→ **TASK TO COMPLETE**
From the entries below, count every line that contains the word "xlabel". Please give the number and nothing else.

---- RECORDED DATA

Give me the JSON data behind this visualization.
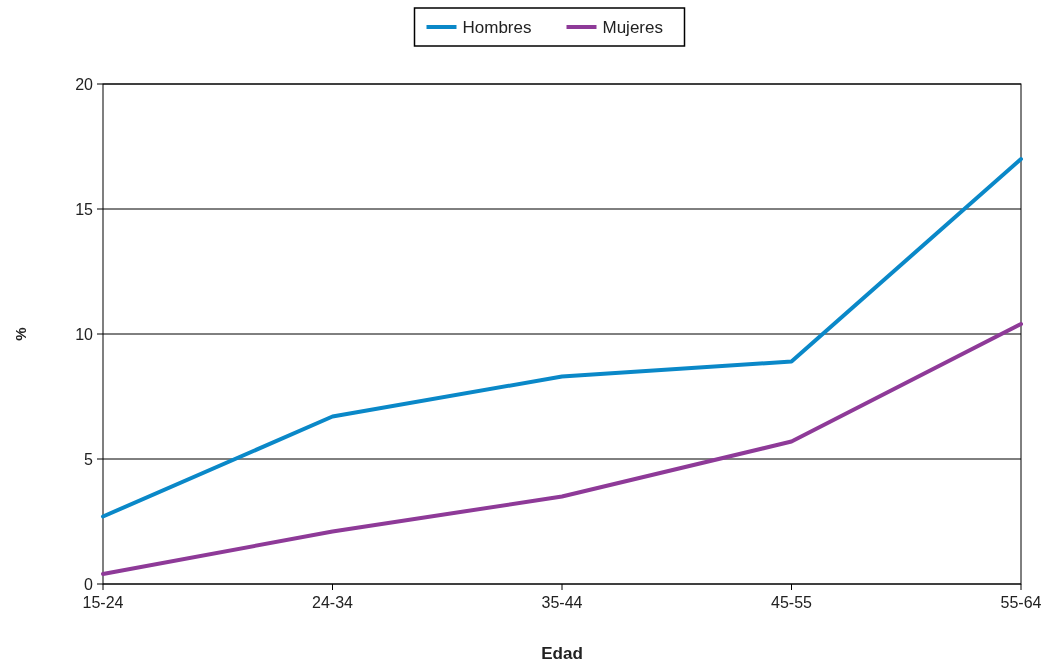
{
  "chart_data": {
    "type": "line",
    "xlabel": "Edad",
    "ylabel": "%",
    "categories": [
      "15-24",
      "24-34",
      "35-44",
      "45-55",
      "55-64"
    ],
    "series": [
      {
        "name": "Hombres",
        "color": "#0a88c8",
        "values": [
          2.7,
          6.7,
          8.3,
          8.9,
          17.0
        ]
      },
      {
        "name": "Mujeres",
        "color": "#8e3a98",
        "values": [
          0.4,
          2.1,
          3.5,
          5.7,
          10.4
        ]
      }
    ],
    "ylim": [
      0,
      20
    ],
    "yticks": [
      0,
      5,
      10,
      15,
      20
    ],
    "grid": "y",
    "legend": "top",
    "marker": "none",
    "line_style": "solid"
  }
}
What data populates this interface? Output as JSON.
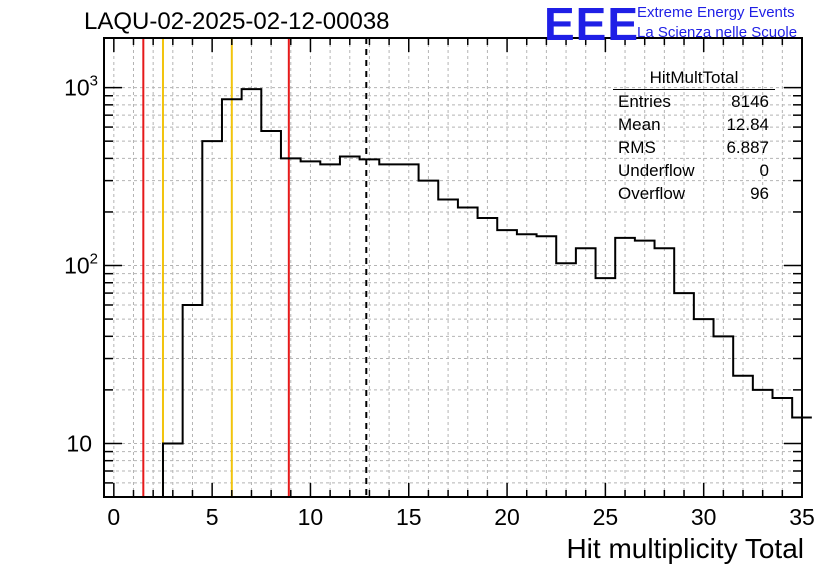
{
  "title": "LAQU-02-2025-02-12-00038",
  "logo": {
    "text": "EEE",
    "line1": "Extreme Energy Events",
    "line2": "La Scienza nelle Scuole",
    "color": "#1f1fe6"
  },
  "stats": {
    "name": "HitMultTotal",
    "rows": [
      {
        "label": "Entries",
        "value": "8146"
      },
      {
        "label": "Mean",
        "value": "12.84"
      },
      {
        "label": "RMS",
        "value": "6.887"
      },
      {
        "label": "Underflow",
        "value": "0"
      },
      {
        "label": "Overflow",
        "value": "96"
      }
    ]
  },
  "chart_data": {
    "type": "bar",
    "style": "step-histogram",
    "xlabel": "Hit multiplicity Total",
    "ylabel": "",
    "xlim": [
      -0.5,
      35
    ],
    "ylim": [
      5,
      1900
    ],
    "log_y": true,
    "grid": true,
    "bin_width": 1,
    "bin_edges_start": -0.5,
    "values": [
      0,
      0,
      0,
      10,
      60,
      500,
      860,
      980,
      570,
      400,
      385,
      370,
      410,
      395,
      370,
      370,
      300,
      235,
      212,
      185,
      158,
      150,
      146,
      103,
      125,
      85,
      143,
      138,
      125,
      70,
      50,
      40,
      24,
      20,
      18,
      14
    ],
    "x_ticks": [
      0,
      5,
      10,
      15,
      20,
      25,
      30,
      35
    ],
    "x_tick_labels": [
      "0",
      "5",
      "10",
      "15",
      "20",
      "25",
      "30",
      "35"
    ],
    "y_tick_values": [
      10,
      100,
      1000
    ],
    "y_tick_labels": [
      {
        "base": "10",
        "exp": ""
      },
      {
        "base": "10",
        "exp": "2"
      },
      {
        "base": "10",
        "exp": "3"
      }
    ],
    "vertical_lines": [
      {
        "x": 1.5,
        "color": "#e6191a",
        "style": "solid"
      },
      {
        "x": 2.5,
        "color": "#f2c40d",
        "style": "solid"
      },
      {
        "x": 6.0,
        "color": "#f2c40d",
        "style": "solid"
      },
      {
        "x": 8.9,
        "color": "#e6191a",
        "style": "solid"
      },
      {
        "x": 12.84,
        "color": "#000000",
        "style": "dashed"
      }
    ]
  }
}
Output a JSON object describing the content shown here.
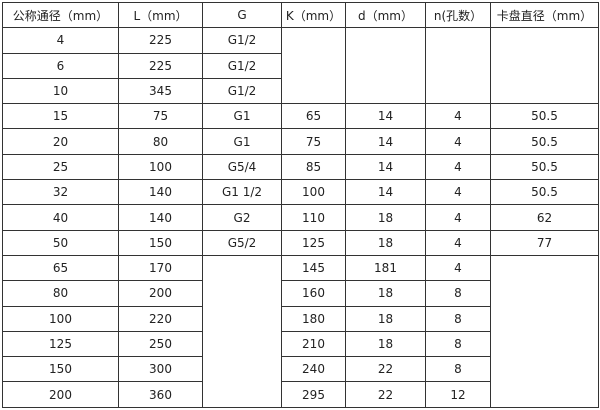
{
  "table": {
    "headers": [
      "公称通径（mm）",
      "L（mm）",
      "G",
      "K（mm）",
      "d（mm）",
      "n(孔数）",
      "卡盘直径（mm）"
    ],
    "rows": [
      [
        "4",
        "225",
        "G1/2",
        "",
        "",
        "",
        ""
      ],
      [
        "6",
        "225",
        "G1/2",
        null,
        null,
        null,
        null
      ],
      [
        "10",
        "345",
        "G1/2",
        null,
        null,
        null,
        null
      ],
      [
        "15",
        "75",
        "G1",
        "65",
        "14",
        "4",
        "50.5"
      ],
      [
        "20",
        "80",
        "G1",
        "75",
        "14",
        "4",
        "50.5"
      ],
      [
        "25",
        "100",
        "G5/4",
        "85",
        "14",
        "4",
        "50.5"
      ],
      [
        "32",
        "140",
        "G1  1/2",
        "100",
        "14",
        "4",
        "50.5"
      ],
      [
        "40",
        "140",
        "G2",
        "110",
        "18",
        "4",
        "62"
      ],
      [
        "50",
        "150",
        "G5/2",
        "125",
        "18",
        "4",
        "77"
      ],
      [
        "65",
        "170",
        "",
        "145",
        "181",
        "4",
        ""
      ],
      [
        "80",
        "200",
        null,
        "160",
        "18",
        "8",
        null
      ],
      [
        "100",
        "220",
        null,
        "180",
        "18",
        "8",
        null
      ],
      [
        "125",
        "250",
        null,
        "210",
        "18",
        "8",
        null
      ],
      [
        "150",
        "300",
        null,
        "240",
        "22",
        "8",
        null
      ],
      [
        "200",
        "360",
        null,
        "295",
        "22",
        "12",
        null
      ]
    ]
  }
}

--------

→ **COMPLETE ANSWER**
2